Task: Look through the records below, count the lines with the word "handle", and reply with only the number.

Dataset entries:
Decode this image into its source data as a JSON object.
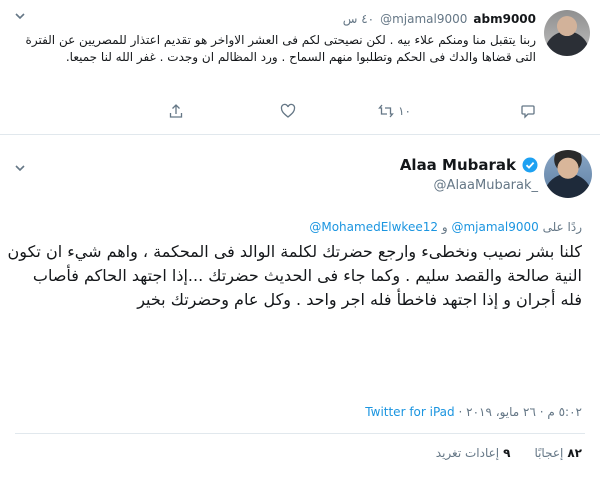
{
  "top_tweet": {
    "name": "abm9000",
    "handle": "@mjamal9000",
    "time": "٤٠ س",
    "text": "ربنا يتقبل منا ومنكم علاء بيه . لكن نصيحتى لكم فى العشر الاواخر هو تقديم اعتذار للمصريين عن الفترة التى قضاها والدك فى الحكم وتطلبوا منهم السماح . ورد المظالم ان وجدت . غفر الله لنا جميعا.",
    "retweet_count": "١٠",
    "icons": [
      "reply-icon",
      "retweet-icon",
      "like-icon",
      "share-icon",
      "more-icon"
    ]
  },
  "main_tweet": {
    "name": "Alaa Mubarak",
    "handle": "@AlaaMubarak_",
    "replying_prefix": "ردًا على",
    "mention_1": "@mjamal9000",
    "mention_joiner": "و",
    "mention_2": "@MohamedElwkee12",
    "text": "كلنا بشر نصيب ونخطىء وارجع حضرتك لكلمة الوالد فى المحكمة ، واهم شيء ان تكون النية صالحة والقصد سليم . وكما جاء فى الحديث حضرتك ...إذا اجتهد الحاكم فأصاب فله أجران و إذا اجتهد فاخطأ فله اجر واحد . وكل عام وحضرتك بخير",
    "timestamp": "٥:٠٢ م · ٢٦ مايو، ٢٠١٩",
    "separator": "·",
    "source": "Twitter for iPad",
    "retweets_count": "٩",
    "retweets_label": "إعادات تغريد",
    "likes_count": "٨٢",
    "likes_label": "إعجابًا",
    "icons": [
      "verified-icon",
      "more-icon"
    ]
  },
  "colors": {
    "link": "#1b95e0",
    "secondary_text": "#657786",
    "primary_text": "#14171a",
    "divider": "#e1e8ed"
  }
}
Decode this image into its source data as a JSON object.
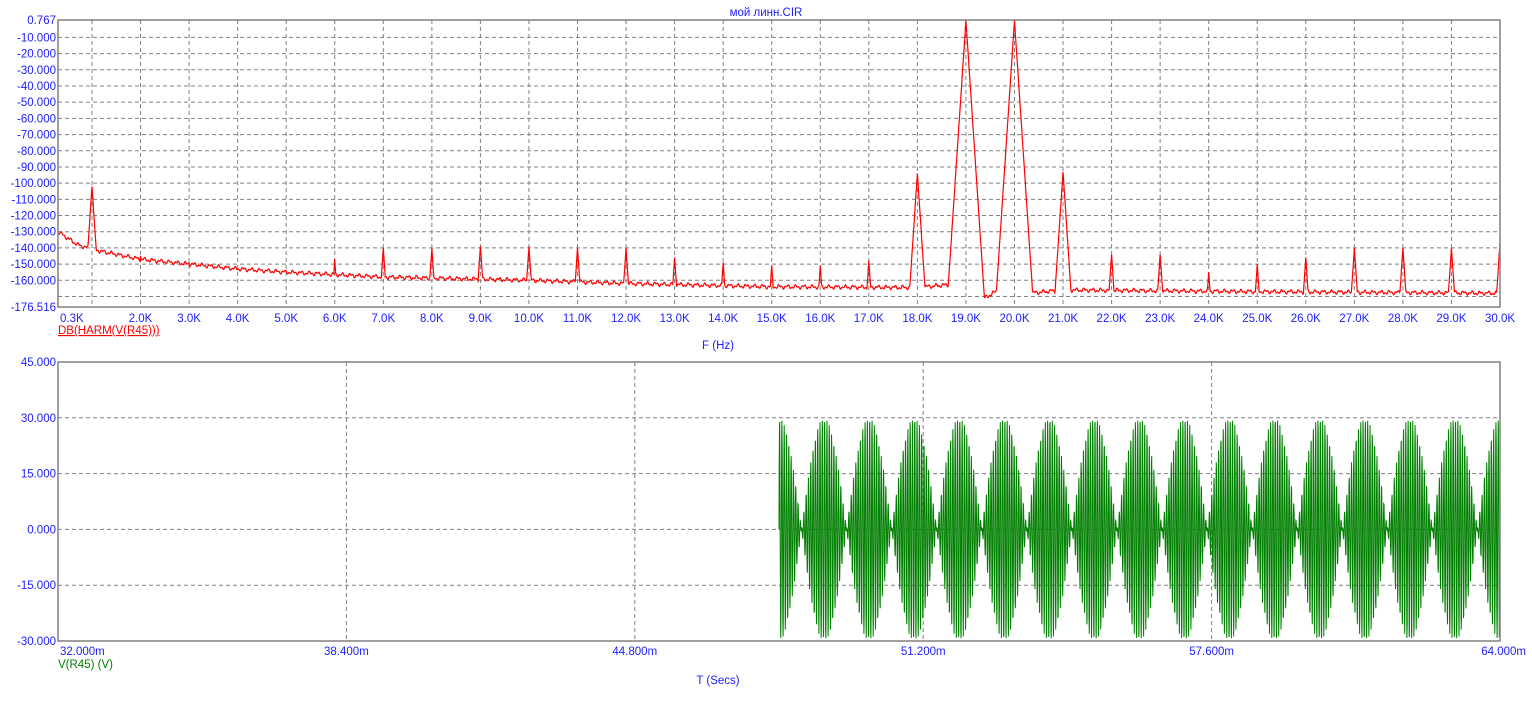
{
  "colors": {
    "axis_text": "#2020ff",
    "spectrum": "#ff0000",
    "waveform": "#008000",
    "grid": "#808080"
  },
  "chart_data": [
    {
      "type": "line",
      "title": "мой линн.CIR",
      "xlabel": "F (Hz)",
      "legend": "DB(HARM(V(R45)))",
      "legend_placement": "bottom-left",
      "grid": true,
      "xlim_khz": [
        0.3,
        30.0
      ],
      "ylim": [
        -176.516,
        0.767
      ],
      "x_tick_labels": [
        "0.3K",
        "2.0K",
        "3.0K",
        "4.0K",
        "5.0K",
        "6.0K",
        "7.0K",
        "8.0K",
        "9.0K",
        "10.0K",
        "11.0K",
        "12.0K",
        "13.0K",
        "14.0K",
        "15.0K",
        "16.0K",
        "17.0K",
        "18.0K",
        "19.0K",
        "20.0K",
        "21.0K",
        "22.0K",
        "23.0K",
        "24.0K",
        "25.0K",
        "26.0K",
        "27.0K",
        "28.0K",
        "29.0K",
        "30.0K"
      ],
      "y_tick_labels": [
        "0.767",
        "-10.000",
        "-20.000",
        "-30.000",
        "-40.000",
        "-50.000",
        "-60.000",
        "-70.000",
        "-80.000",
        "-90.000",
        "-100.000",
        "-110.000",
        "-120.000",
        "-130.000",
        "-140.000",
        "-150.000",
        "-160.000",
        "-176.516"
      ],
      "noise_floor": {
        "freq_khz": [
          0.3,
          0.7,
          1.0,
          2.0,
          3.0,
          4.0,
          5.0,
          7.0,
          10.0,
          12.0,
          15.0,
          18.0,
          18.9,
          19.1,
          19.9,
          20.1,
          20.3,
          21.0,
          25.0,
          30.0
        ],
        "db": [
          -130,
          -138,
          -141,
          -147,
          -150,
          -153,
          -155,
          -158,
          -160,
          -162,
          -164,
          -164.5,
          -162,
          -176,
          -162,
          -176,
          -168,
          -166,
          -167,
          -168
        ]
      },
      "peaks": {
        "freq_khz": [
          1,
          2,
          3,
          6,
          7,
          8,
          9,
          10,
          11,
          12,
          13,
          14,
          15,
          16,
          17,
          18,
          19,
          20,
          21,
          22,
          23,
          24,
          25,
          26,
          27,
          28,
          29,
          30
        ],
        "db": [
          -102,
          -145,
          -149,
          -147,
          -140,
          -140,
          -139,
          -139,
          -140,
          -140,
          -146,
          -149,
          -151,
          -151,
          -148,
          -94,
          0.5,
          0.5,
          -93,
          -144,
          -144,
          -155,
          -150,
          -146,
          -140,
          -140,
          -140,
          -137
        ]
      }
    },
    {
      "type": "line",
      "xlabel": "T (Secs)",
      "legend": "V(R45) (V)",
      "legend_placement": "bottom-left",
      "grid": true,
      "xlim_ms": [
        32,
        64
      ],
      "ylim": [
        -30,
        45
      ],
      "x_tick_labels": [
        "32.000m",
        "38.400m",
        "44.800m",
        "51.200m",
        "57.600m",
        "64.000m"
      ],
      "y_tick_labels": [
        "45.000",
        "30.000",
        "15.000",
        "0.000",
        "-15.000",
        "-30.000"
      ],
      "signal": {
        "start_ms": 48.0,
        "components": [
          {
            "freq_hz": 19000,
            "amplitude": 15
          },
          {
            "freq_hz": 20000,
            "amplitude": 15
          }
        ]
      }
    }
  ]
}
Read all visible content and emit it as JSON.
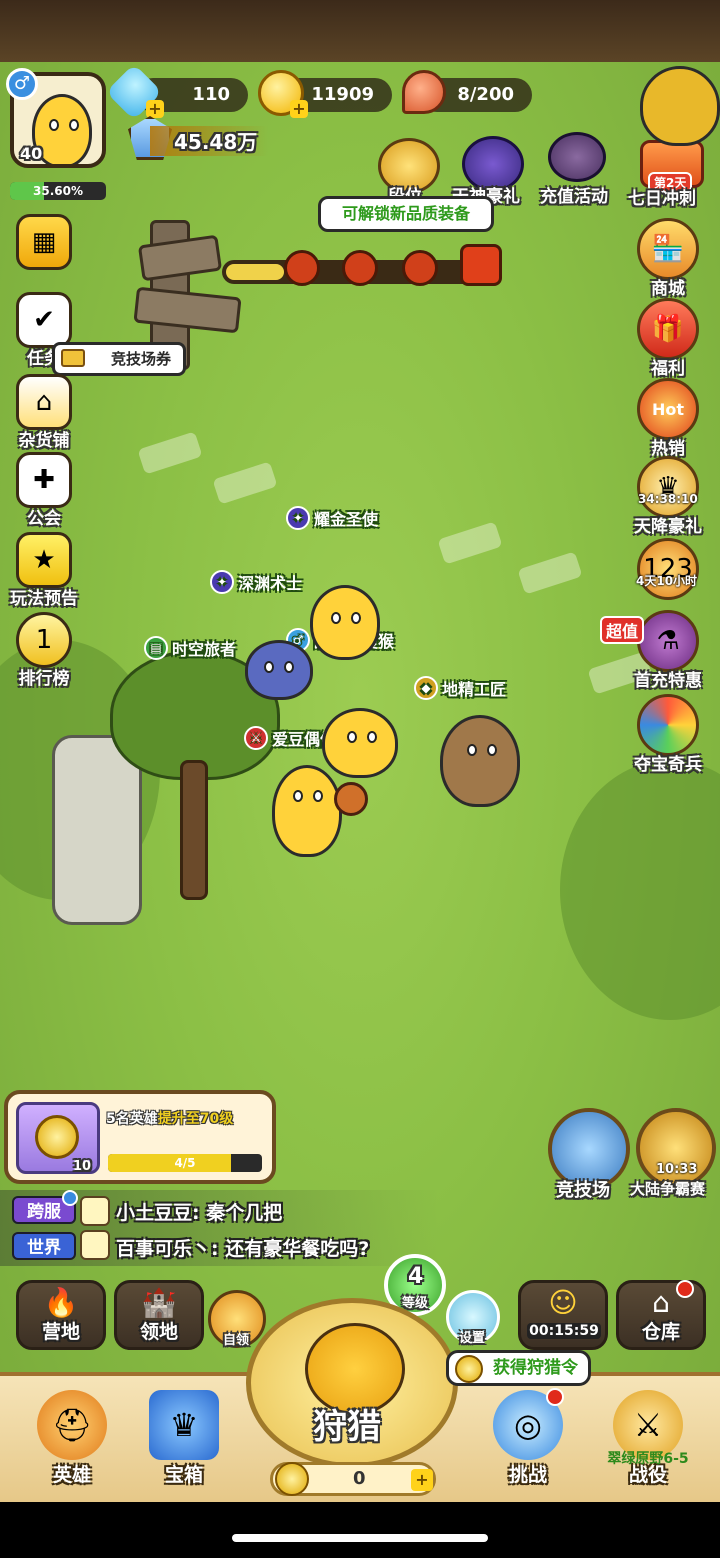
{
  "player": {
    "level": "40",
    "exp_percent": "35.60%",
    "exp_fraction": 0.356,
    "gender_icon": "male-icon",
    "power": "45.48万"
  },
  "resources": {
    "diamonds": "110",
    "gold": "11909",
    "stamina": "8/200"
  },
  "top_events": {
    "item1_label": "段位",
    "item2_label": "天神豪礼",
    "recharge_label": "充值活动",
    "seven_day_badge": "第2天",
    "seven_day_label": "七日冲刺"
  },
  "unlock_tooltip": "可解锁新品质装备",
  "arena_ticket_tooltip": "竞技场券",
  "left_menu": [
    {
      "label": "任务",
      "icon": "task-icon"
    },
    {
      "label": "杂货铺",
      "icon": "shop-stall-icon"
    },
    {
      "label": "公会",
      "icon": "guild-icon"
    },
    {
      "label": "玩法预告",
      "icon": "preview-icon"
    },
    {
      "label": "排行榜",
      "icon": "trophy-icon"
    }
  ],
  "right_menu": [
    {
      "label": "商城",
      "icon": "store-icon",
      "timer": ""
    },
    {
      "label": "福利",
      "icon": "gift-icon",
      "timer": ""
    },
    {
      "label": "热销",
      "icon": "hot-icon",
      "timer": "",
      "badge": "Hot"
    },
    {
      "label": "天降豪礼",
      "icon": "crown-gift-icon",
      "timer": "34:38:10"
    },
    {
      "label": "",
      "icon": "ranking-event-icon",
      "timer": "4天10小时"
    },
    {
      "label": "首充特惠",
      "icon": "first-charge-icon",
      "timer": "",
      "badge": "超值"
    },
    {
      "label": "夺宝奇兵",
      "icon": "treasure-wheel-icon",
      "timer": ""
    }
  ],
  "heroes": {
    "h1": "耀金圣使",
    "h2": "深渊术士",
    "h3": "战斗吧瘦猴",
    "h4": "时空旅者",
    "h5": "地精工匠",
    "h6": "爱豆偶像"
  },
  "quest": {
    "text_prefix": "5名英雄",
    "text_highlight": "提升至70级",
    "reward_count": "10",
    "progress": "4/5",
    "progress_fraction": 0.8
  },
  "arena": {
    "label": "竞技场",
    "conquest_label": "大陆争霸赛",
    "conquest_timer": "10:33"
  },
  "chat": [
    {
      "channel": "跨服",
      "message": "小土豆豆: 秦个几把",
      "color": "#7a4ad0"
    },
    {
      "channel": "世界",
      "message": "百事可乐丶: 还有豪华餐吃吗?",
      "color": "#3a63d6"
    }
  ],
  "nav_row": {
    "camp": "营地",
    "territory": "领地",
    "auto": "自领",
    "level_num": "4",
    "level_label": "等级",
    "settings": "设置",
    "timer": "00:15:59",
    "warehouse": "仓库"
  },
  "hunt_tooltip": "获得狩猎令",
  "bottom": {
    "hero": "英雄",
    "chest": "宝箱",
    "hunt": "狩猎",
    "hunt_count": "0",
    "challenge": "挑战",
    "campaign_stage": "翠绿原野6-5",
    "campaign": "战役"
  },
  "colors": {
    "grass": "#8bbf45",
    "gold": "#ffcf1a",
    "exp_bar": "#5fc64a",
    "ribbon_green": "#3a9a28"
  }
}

---

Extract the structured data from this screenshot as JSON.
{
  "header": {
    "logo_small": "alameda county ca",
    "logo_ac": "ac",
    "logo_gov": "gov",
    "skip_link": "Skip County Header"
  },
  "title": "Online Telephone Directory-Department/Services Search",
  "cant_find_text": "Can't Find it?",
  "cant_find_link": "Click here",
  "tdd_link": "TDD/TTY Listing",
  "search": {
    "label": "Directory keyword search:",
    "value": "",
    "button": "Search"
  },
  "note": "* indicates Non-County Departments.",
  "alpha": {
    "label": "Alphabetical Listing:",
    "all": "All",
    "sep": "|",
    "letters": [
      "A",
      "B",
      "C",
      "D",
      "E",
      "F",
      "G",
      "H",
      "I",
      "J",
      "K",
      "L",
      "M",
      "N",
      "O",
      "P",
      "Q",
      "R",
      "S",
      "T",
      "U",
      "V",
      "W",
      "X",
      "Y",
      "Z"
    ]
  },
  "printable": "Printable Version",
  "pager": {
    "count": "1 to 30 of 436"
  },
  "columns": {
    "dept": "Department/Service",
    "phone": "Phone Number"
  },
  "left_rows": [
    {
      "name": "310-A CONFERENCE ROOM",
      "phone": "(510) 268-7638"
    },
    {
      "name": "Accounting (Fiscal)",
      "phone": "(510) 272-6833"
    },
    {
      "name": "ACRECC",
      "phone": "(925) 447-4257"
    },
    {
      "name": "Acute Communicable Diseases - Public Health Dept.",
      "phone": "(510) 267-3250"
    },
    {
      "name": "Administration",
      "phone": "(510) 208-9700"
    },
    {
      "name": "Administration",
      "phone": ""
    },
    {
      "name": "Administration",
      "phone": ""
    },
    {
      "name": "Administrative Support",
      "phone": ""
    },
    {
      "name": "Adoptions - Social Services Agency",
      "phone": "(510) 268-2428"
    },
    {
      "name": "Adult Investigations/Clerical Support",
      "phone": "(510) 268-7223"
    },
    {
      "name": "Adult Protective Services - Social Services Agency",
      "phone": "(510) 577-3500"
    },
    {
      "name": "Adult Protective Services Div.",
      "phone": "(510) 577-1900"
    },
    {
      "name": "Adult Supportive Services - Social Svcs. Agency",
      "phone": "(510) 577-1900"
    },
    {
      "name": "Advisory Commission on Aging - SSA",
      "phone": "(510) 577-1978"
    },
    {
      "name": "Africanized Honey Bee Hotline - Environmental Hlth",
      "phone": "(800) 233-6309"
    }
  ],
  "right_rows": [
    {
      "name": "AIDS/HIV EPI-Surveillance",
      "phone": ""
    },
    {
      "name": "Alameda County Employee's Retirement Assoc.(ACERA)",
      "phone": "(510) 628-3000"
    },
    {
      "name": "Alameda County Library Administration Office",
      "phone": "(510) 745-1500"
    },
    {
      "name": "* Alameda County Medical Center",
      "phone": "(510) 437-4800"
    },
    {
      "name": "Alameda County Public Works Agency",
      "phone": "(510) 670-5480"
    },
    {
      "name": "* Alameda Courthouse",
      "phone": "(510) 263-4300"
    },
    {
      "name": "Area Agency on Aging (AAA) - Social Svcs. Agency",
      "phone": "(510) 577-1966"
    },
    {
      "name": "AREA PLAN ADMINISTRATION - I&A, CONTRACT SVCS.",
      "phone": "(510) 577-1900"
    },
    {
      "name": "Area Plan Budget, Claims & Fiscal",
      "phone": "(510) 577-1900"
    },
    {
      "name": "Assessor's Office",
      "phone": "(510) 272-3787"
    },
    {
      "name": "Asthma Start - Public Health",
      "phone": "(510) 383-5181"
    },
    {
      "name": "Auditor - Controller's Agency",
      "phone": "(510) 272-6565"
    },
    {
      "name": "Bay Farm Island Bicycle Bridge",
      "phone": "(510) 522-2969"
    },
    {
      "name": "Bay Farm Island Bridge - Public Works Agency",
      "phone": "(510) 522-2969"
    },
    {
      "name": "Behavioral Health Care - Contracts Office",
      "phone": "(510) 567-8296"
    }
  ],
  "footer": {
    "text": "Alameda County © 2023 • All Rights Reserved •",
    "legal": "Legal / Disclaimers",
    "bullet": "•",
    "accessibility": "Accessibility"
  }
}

Exercise solution: 2